───── Task inputs

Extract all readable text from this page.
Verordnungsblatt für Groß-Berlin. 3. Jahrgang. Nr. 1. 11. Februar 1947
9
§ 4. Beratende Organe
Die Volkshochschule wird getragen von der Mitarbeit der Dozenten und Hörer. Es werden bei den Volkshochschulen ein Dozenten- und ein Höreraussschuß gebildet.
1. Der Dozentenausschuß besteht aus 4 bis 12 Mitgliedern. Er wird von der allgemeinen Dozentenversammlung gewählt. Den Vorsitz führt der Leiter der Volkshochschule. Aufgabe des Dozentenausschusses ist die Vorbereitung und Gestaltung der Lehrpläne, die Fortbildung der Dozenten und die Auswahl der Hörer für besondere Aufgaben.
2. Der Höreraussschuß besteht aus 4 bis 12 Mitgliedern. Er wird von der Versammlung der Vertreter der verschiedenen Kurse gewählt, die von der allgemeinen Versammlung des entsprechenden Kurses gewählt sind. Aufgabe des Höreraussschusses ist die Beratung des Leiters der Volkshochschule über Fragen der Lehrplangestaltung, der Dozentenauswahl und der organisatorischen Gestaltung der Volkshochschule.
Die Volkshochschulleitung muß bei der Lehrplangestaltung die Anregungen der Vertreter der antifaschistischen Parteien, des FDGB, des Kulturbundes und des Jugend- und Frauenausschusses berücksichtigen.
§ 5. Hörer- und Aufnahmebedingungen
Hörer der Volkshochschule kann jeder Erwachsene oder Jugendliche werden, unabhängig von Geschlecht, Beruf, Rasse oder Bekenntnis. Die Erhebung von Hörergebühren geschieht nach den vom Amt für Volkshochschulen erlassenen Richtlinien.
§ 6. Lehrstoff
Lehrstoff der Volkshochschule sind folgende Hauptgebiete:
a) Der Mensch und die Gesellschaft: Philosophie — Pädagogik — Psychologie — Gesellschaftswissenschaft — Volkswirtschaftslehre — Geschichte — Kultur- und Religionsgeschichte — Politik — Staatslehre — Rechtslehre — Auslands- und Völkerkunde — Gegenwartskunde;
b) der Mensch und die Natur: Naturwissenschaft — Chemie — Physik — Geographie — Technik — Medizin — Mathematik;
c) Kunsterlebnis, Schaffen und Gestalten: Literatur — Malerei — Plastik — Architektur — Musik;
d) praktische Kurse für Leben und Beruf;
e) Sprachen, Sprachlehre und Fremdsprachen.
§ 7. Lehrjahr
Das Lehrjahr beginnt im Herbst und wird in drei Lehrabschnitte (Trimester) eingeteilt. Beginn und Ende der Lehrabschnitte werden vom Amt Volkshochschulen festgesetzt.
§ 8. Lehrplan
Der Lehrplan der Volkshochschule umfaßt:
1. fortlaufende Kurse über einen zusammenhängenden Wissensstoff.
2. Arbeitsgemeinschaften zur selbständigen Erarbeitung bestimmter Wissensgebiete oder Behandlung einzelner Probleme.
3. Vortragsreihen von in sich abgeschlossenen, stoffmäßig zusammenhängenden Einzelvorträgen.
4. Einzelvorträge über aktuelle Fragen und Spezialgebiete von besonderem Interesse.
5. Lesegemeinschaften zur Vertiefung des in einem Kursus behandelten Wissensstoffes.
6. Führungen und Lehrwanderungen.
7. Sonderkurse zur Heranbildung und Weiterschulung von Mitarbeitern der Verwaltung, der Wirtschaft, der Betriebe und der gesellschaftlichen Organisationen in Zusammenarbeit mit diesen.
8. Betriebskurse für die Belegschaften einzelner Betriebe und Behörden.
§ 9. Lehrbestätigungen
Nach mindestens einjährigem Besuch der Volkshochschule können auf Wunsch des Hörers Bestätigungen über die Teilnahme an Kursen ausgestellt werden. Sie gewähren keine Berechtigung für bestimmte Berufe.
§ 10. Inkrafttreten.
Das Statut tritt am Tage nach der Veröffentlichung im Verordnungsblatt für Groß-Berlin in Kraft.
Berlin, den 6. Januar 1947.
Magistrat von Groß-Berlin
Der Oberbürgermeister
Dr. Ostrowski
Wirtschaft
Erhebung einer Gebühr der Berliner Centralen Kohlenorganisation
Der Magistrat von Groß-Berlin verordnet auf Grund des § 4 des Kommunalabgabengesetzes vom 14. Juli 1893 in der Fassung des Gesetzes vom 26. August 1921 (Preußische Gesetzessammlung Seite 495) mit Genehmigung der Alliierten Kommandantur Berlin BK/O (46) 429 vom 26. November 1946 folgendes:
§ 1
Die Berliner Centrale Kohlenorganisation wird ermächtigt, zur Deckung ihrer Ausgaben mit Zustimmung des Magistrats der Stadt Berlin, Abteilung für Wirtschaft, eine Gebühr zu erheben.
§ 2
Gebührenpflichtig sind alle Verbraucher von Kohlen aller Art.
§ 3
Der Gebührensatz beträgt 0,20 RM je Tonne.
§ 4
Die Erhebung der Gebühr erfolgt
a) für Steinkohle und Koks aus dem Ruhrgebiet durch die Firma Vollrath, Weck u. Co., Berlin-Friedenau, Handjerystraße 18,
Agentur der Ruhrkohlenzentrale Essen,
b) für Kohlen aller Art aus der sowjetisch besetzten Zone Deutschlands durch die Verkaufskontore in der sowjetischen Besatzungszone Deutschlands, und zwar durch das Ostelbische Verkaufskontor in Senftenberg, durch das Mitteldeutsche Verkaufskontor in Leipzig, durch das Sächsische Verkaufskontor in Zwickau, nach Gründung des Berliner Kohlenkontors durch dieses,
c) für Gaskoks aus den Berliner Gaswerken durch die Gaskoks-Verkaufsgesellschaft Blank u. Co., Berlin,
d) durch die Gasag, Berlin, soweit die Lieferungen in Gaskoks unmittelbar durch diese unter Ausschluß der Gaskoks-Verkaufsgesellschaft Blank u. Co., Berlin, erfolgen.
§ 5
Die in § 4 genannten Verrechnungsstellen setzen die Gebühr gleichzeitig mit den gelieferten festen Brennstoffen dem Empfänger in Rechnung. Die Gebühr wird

──────────

**Given exercise:**
Write every line of the material above again, exactly.

**Worked solution:**
Extract all readable text from this page.
Verordnungsblatt für Groß-Berlin. 3. Jahrgang. Nr. 1. 11. Februar 1947
9
§ 4. Beratende Organe
Die Volkshochschule wird getragen von der Mitarbeit der Dozenten und Hörer. Es werden bei den Volkshochschulen ein Dozenten- und ein Höreraussschuß gebildet.
1. Der Dozentenausschuß besteht aus 4 bis 12 Mitgliedern. Er wird von der allgemeinen Dozentenversammlung gewählt. Den Vorsitz führt der Leiter der Volkshochschule. Aufgabe des Dozentenausschusses ist die Vorbereitung und Gestaltung der Lehrpläne, die Fortbildung der Dozenten und die Auswahl der Hörer für besondere Aufgaben.
2. Der Höreraussschuß besteht aus 4 bis 12 Mitgliedern. Er wird von der Versammlung der Vertreter der verschiedenen Kurse gewählt, die von der allgemeinen Versammlung des entsprechenden Kurses gewählt sind. Aufgabe des Höreraussschusses ist die Beratung des Leiters der Volkshochschule über Fragen der Lehrplangestaltung, der Dozentenauswahl und der organisatorischen Gestaltung der Volkshochschule.
Die Volkshochschulleitung muß bei der Lehrplangestaltung die Anregungen der Vertreter der antifaschistischen Parteien, des FDGB, des Kulturbundes und des Jugend- und Frauenausschusses berücksichtigen.
§ 5. Hörer- und Aufnahmebedingungen
Hörer der Volkshochschule kann jeder Erwachsene oder Jugendliche werden, unabhängig von Geschlecht, Beruf, Rasse oder Bekenntnis. Die Erhebung von Hörergebühren geschieht nach den vom Amt für Volkshochschulen erlassenen Richtlinien.
§ 6. Lehrstoff
Lehrstoff der Volkshochschule sind folgende Hauptgebiete:
a) Der Mensch und die Gesellschaft: Philosophie — Pädagogik — Psychologie — Gesellschaftswissenschaft — Volkswirtschaftslehre — Geschichte — Kultur- und Religionsgeschichte — Politik — Staatslehre — Rechtslehre — Auslands- und Völkerkunde — Gegenwartskunde;
b) der Mensch und die Natur: Naturwissenschaft — Chemie — Physik — Geographie — Technik — Medizin — Mathematik;
c) Kunsterlebnis, Schaffen und Gestalten: Literatur — Malerei — Plastik — Architektur — Musik;
d) praktische Kurse für Leben und Beruf;
e) Sprachen, Sprachlehre und Fremdsprachen.
§ 7. Lehrjahr
Das Lehrjahr beginnt im Herbst und wird in drei Lehrabschnitte (Trimester) eingeteilt. Beginn und Ende der Lehrabschnitte werden vom Amt Volkshochschulen festgesetzt.
§ 8. Lehrplan
Der Lehrplan der Volkshochschule umfaßt:
1. fortlaufende Kurse über einen zusammenhängenden Wissensstoff.
2. Arbeitsgemeinschaften zur selbständigen Erarbeitung bestimmter Wissensgebiete oder Behandlung einzelner Probleme.
3. Vortragsreihen von in sich abgeschlossenen, stoffmäßig zusammenhängenden Einzelvorträgen.
4. Einzelvorträge über aktuelle Fragen und Spezialgebiete von besonderem Interesse.
5. Lesegemeinschaften zur Vertiefung des in einem Kursus behandelten Wissensstoffes.
6. Führungen und Lehrwanderungen.
7. Sonderkurse zur Heranbildung und Weiterschulung von Mitarbeitern der Verwaltung, der Wirtschaft, der Betriebe und der gesellschaftlichen Organisationen in Zusammenarbeit mit diesen.
8. Betriebskurse für die Belegschaften einzelner Betriebe und Behörden.
§ 9. Lehrbestätigungen
Nach mindestens einjährigem Besuch der Volkshochschule können auf Wunsch des Hörers Bestätigungen über die Teilnahme an Kursen ausgestellt werden. Sie gewähren keine Berechtigung für bestimmte Berufe.
§ 10. Inkrafttreten.
Das Statut tritt am Tage nach der Veröffentlichung im Verordnungsblatt für Groß-Berlin in Kraft.
Berlin, den 6. Januar 1947.
Magistrat von Groß-Berlin
Der Oberbürgermeister
Dr. Ostrowski
Wirtschaft
Erhebung einer Gebühr der Berliner Centralen Kohlenorganisation
Der Magistrat von Groß-Berlin verordnet auf Grund des § 4 des Kommunalabgabengesetzes vom 14. Juli 1893 in der Fassung des Gesetzes vom 26. August 1921 (Preußische Gesetzessammlung Seite 495) mit Genehmigung der Alliierten Kommandantur Berlin BK/O (46) 429 vom 26. November 1946 folgendes:
§ 1
Die Berliner Centrale Kohlenorganisation wird ermächtigt, zur Deckung ihrer Ausgaben mit Zustimmung des Magistrats der Stadt Berlin, Abteilung für Wirtschaft, eine Gebühr zu erheben.
§ 2
Gebührenpflichtig sind alle Verbraucher von Kohlen aller Art.
§ 3
Der Gebührensatz beträgt 0,20 RM je Tonne.
§ 4
Die Erhebung der Gebühr erfolgt
a) für Steinkohle und Koks aus dem Ruhrgebiet durch die Firma Vollrath, Weck u. Co., Berlin-Friedenau, Handjerystraße 18,
Agentur der Ruhrkohlenzentrale Essen,
b) für Kohlen aller Art aus der sowjetisch besetzten Zone Deutschlands durch die Verkaufskontore in der sowjetischen Besatzungszone Deutschlands, und zwar durch das Ostelbische Verkaufskontor in Senftenberg, durch das Mitteldeutsche Verkaufskontor in Leipzig, durch das Sächsische Verkaufskontor in Zwickau, nach Gründung des Berliner Kohlenkontors durch dieses,
c) für Gaskoks aus den Berliner Gaswerken durch die Gaskoks-Verkaufsgesellschaft Blank u. Co., Berlin,
d) durch die Gasag, Berlin, soweit die Lieferungen in Gaskoks unmittelbar durch diese unter Ausschluß der Gaskoks-Verkaufsgesellschaft Blank u. Co., Berlin, erfolgen.
§ 5
Die in § 4 genannten Verrechnungsstellen setzen die Gebühr gleichzeitig mit den gelieferten festen Brennstoffen dem Empfänger in Rechnung. Die Gebühr wird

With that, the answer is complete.